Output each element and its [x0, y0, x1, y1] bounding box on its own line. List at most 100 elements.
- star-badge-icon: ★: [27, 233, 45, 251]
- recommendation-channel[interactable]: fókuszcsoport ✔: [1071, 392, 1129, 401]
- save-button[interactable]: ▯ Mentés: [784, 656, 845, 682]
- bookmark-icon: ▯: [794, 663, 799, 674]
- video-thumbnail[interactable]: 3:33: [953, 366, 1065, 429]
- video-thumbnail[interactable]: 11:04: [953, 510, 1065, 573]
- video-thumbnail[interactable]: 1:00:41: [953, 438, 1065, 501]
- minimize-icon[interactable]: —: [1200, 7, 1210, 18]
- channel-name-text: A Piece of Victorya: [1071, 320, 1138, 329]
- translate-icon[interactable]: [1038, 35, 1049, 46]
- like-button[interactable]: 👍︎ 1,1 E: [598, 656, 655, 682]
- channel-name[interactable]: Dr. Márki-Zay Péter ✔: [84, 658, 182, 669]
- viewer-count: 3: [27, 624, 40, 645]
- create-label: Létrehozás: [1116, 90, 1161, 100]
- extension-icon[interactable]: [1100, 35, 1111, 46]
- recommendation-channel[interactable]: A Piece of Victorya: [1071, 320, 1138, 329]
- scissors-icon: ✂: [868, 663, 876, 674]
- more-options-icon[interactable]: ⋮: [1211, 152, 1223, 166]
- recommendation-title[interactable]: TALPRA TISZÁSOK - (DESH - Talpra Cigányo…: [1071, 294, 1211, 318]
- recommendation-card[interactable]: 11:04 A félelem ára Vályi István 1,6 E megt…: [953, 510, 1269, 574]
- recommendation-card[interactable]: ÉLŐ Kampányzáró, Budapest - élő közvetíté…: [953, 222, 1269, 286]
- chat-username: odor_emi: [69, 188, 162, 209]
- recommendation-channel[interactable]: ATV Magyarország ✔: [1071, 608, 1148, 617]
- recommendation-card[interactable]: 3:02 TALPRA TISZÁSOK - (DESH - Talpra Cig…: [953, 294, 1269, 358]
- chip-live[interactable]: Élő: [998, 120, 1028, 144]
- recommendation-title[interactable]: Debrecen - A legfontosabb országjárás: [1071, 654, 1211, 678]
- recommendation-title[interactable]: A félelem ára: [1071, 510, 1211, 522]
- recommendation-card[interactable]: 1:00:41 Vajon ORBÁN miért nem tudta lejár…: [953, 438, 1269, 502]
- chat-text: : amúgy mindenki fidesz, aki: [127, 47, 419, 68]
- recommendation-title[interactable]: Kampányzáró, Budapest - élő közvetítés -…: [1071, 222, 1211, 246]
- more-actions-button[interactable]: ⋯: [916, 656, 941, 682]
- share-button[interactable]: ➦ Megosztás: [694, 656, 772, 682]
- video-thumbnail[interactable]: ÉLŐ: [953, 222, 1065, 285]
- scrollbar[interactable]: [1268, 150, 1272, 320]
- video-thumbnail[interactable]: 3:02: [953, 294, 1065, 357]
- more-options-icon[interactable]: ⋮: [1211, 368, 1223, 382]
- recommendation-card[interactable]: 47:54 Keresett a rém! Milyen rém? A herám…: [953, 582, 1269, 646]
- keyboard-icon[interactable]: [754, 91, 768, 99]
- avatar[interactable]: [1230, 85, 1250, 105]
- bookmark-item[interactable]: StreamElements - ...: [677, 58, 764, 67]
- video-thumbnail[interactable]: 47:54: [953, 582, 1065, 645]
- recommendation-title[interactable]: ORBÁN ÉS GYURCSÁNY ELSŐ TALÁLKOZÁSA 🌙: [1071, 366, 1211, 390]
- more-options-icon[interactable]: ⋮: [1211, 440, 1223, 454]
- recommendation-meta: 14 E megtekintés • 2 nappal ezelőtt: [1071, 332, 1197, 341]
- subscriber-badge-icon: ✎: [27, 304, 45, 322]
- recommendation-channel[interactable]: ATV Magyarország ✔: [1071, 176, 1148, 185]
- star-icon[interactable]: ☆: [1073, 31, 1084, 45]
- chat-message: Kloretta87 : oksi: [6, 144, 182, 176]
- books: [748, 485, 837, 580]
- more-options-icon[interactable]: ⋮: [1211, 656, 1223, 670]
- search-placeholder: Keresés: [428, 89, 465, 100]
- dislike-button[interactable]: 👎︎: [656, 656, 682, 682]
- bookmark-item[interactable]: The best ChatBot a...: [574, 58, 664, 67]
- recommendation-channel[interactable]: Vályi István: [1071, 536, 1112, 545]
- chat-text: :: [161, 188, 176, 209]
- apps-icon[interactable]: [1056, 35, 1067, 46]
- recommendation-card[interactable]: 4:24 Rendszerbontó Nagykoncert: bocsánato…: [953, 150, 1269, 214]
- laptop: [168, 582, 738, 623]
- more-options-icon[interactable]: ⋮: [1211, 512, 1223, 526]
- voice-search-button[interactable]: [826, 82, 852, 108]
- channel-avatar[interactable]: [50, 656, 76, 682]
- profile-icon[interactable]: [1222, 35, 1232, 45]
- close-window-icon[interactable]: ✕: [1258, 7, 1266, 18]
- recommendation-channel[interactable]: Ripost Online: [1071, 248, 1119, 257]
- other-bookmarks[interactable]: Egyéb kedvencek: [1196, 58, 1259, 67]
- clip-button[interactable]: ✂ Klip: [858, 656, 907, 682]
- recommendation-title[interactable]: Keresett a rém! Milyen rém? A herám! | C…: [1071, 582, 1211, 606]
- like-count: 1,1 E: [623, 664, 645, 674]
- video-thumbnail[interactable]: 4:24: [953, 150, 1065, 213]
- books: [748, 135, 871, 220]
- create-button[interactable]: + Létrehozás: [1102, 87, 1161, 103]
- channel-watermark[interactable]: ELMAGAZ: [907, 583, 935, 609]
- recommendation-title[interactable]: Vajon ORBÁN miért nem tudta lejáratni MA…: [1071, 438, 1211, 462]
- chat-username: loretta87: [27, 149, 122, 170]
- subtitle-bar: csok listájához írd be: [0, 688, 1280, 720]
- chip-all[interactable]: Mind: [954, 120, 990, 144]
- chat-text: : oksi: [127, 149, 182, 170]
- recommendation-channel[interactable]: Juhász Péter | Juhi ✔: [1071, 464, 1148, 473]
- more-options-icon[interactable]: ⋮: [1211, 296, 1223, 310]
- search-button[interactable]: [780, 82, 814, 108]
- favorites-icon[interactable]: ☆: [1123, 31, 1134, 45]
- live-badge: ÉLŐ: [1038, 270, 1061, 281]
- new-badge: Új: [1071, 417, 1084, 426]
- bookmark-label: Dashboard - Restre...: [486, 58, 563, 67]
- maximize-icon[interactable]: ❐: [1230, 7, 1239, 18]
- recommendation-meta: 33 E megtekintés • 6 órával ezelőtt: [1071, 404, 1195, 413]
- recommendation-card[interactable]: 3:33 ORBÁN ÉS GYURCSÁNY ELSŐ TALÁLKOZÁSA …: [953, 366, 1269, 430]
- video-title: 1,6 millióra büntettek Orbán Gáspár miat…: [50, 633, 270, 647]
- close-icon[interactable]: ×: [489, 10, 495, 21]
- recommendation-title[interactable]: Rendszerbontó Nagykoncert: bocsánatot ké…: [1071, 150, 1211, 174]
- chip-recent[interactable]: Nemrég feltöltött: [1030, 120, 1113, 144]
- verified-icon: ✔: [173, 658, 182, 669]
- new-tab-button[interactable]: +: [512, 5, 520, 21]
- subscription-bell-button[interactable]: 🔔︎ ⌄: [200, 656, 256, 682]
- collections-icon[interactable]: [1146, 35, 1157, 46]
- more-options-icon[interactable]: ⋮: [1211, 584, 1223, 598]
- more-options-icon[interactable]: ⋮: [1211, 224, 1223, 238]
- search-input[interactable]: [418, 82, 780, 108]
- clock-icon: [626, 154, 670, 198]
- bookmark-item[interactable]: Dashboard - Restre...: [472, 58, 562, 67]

▬▬▬▬▬▬

# [WRITTEN PROBLEM]
Please copy every line of the records above character for character, keeping their order and changing nothing.

# [EXPECTED ANSWER]
Output each element and its [x0, y0, x1, y1] bounding box on its own line. List at most 100 elements.
- star-badge-icon: ★: [27, 233, 45, 251]
- recommendation-channel[interactable]: fókuszcsoport ✔: [1071, 392, 1129, 401]
- save-button[interactable]: ▯ Mentés: [784, 656, 845, 682]
- bookmark-icon: ▯: [794, 663, 799, 674]
- video-thumbnail[interactable]: 3:33: [953, 366, 1065, 429]
- video-thumbnail[interactable]: 11:04: [953, 510, 1065, 573]
- video-thumbnail[interactable]: 1:00:41: [953, 438, 1065, 501]
- minimize-icon[interactable]: —: [1200, 7, 1210, 18]
- channel-name-text: A Piece of Victorya: [1071, 320, 1138, 329]
- translate-icon[interactable]: [1038, 35, 1049, 46]
- like-button[interactable]: 👍︎ 1,1 E: [598, 656, 655, 682]
- channel-name[interactable]: Dr. Márki-Zay Péter ✔: [84, 658, 182, 669]
- viewer-count: 3: [27, 624, 40, 645]
- create-label: Létrehozás: [1116, 90, 1161, 100]
- extension-icon[interactable]: [1100, 35, 1111, 46]
- recommendation-channel[interactable]: A Piece of Victorya: [1071, 320, 1138, 329]
- scissors-icon: ✂: [868, 663, 876, 674]
- more-options-icon[interactable]: ⋮: [1211, 152, 1223, 166]
- recommendation-title[interactable]: TALPRA TISZÁSOK - (DESH - Talpra Cigányo…: [1071, 294, 1211, 318]
- recommendation-card[interactable]: 11:04 A félelem ára Vályi István 1,6 E megt…: [953, 510, 1269, 574]
- recommendation-card[interactable]: ÉLŐ Kampányzáró, Budapest - élő közvetíté…: [953, 222, 1269, 286]
- chat-username: odor_emi: [69, 188, 162, 209]
- recommendation-channel[interactable]: ATV Magyarország ✔: [1071, 608, 1148, 617]
- recommendation-card[interactable]: 3:02 TALPRA TISZÁSOK - (DESH - Talpra Cig…: [953, 294, 1269, 358]
- chip-live[interactable]: Élő: [998, 120, 1028, 144]
- recommendation-title[interactable]: Debrecen - A legfontosabb országjárás: [1071, 654, 1211, 678]
- recommendation-title[interactable]: A félelem ára: [1071, 510, 1211, 522]
- recommendation-card[interactable]: 1:00:41 Vajon ORBÁN miért nem tudta lejár…: [953, 438, 1269, 502]
- chat-text: : amúgy mindenki fidesz, aki: [127, 47, 419, 68]
- recommendation-title[interactable]: Kampányzáró, Budapest - élő közvetítés -…: [1071, 222, 1211, 246]
- more-actions-button[interactable]: ⋯: [916, 656, 941, 682]
- share-button[interactable]: ➦ Megosztás: [694, 656, 772, 682]
- video-thumbnail[interactable]: ÉLŐ: [953, 222, 1065, 285]
- scrollbar[interactable]: [1268, 150, 1272, 320]
- video-thumbnail[interactable]: 3:02: [953, 294, 1065, 357]
- more-options-icon[interactable]: ⋮: [1211, 368, 1223, 382]
- recommendation-card[interactable]: 47:54 Keresett a rém! Milyen rém? A herám…: [953, 582, 1269, 646]
- keyboard-icon[interactable]: [754, 91, 768, 99]
- avatar[interactable]: [1230, 85, 1250, 105]
- bookmark-item[interactable]: StreamElements - ...: [677, 58, 764, 67]
- video-thumbnail[interactable]: 47:54: [953, 582, 1065, 645]
- recommendation-title[interactable]: ORBÁN ÉS GYURCSÁNY ELSŐ TALÁLKOZÁSA 🌙: [1071, 366, 1211, 390]
- more-options-icon[interactable]: ⋮: [1211, 440, 1223, 454]
- recommendation-meta: 14 E megtekintés • 2 nappal ezelőtt: [1071, 332, 1197, 341]
- subscriber-badge-icon: ✎: [27, 304, 45, 322]
- recommendation-channel[interactable]: ATV Magyarország ✔: [1071, 176, 1148, 185]
- star-icon[interactable]: ☆: [1073, 31, 1084, 45]
- chat-message: Kloretta87 : oksi: [6, 144, 182, 176]
- books: [748, 485, 837, 580]
- more-options-icon[interactable]: ⋮: [1211, 656, 1223, 670]
- search-placeholder: Keresés: [428, 89, 465, 100]
- dislike-button[interactable]: 👎︎: [656, 656, 682, 682]
- bookmark-item[interactable]: The best ChatBot a...: [574, 58, 664, 67]
- recommendation-channel[interactable]: Vályi István: [1071, 536, 1112, 545]
- chat-text: :: [161, 188, 176, 209]
- apps-icon[interactable]: [1056, 35, 1067, 46]
- recommendation-card[interactable]: 4:24 Rendszerbontó Nagykoncert: bocsánato…: [953, 150, 1269, 214]
- laptop: [168, 582, 738, 623]
- more-options-icon[interactable]: ⋮: [1211, 512, 1223, 526]
- voice-search-button[interactable]: [826, 82, 852, 108]
- channel-avatar[interactable]: [50, 656, 76, 682]
- profile-icon[interactable]: [1222, 35, 1232, 45]
- close-window-icon[interactable]: ✕: [1258, 7, 1266, 18]
- recommendation-channel[interactable]: Ripost Online: [1071, 248, 1119, 257]
- other-bookmarks[interactable]: Egyéb kedvencek: [1196, 58, 1259, 67]
- clip-button[interactable]: ✂ Klip: [858, 656, 907, 682]
- recommendation-title[interactable]: Keresett a rém! Milyen rém? A herám! | C…: [1071, 582, 1211, 606]
- like-count: 1,1 E: [623, 664, 645, 674]
- video-thumbnail[interactable]: 4:24: [953, 150, 1065, 213]
- books: [748, 135, 871, 220]
- create-button[interactable]: + Létrehozás: [1102, 87, 1161, 103]
- channel-watermark[interactable]: ELMAGAZ: [907, 583, 935, 609]
- recommendation-title[interactable]: Vajon ORBÁN miért nem tudta lejáratni MA…: [1071, 438, 1211, 462]
- chat-username: loretta87: [27, 149, 122, 170]
- subtitle-bar: csok listájához írd be: [0, 688, 1280, 720]
- chip-all[interactable]: Mind: [954, 120, 990, 144]
- chat-text: : oksi: [127, 149, 182, 170]
- recommendation-channel[interactable]: Juhász Péter | Juhi ✔: [1071, 464, 1148, 473]
- more-options-icon[interactable]: ⋮: [1211, 296, 1223, 310]
- search-button[interactable]: [780, 82, 814, 108]
- favorites-icon[interactable]: ☆: [1123, 31, 1134, 45]
- live-badge: ÉLŐ: [1038, 270, 1061, 281]
- new-badge: Új: [1071, 417, 1084, 426]
- bookmark-label: Dashboard - Restre...: [486, 58, 563, 67]
- maximize-icon[interactable]: ❐: [1230, 7, 1239, 18]
- recommendation-meta: 33 E megtekintés • 6 órával ezelőtt: [1071, 404, 1195, 413]
- recommendation-card[interactable]: 3:33 ORBÁN ÉS GYURCSÁNY ELSŐ TALÁLKOZÁSA …: [953, 366, 1269, 430]
- video-title: 1,6 millióra büntettek Orbán Gáspár miat…: [50, 633, 270, 647]
- close-icon[interactable]: ×: [489, 10, 495, 21]
- recommendation-title[interactable]: Rendszerbontó Nagykoncert: bocsánatot ké…: [1071, 150, 1211, 174]
- chip-recent[interactable]: Nemrég feltöltött: [1030, 120, 1113, 144]
- verified-icon: ✔: [173, 658, 182, 669]
- new-tab-button[interactable]: +: [512, 5, 520, 21]
- subscription-bell-button[interactable]: 🔔︎ ⌄: [200, 656, 256, 682]
- collections-icon[interactable]: [1146, 35, 1157, 46]
- more-options-icon[interactable]: ⋮: [1211, 584, 1223, 598]
- more-options-icon[interactable]: ⋮: [1211, 224, 1223, 238]
- search-input[interactable]: [418, 82, 780, 108]
- clock-icon: [626, 154, 670, 198]
- bookmark-item[interactable]: Dashboard - Restre...: [472, 58, 562, 67]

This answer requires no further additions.